[Start Exercise material]

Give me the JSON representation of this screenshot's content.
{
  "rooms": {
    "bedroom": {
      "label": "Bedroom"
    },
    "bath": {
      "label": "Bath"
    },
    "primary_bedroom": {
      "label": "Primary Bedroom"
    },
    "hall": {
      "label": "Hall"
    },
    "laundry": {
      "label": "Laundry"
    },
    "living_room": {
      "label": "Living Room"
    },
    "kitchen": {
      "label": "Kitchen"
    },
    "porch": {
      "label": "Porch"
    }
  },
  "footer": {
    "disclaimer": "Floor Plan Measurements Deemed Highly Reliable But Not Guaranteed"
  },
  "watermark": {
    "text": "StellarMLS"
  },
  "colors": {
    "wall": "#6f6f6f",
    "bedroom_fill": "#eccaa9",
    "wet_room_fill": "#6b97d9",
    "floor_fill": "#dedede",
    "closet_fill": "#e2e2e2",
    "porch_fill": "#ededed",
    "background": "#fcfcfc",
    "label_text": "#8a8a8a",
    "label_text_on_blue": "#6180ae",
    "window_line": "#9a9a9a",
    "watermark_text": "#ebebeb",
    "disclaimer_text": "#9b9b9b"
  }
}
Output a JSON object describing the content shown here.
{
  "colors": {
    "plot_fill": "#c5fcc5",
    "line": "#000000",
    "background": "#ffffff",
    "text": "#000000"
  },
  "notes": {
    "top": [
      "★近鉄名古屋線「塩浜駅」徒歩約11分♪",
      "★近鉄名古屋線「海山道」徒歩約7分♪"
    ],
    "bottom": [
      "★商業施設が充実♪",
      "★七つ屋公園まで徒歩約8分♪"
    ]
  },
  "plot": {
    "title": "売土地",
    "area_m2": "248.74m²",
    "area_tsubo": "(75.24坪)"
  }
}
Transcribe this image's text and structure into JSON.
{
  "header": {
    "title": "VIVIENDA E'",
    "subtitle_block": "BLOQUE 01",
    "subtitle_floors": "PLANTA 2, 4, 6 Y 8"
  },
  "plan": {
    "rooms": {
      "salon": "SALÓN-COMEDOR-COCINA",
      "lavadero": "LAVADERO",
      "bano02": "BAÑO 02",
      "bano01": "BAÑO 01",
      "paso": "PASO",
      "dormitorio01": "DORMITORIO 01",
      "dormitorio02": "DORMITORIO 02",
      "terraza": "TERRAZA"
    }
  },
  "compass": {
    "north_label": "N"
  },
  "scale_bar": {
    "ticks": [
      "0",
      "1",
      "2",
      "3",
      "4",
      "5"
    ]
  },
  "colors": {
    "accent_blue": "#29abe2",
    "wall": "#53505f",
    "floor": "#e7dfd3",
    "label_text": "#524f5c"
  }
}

[End Exercise material]

Work to complete: Copy whichever lines in the listing above contain the word "this".

Result of the exercise:
Give me the JSON representation of this screenshot's content.
Transcribe this image's text and structure into JSON.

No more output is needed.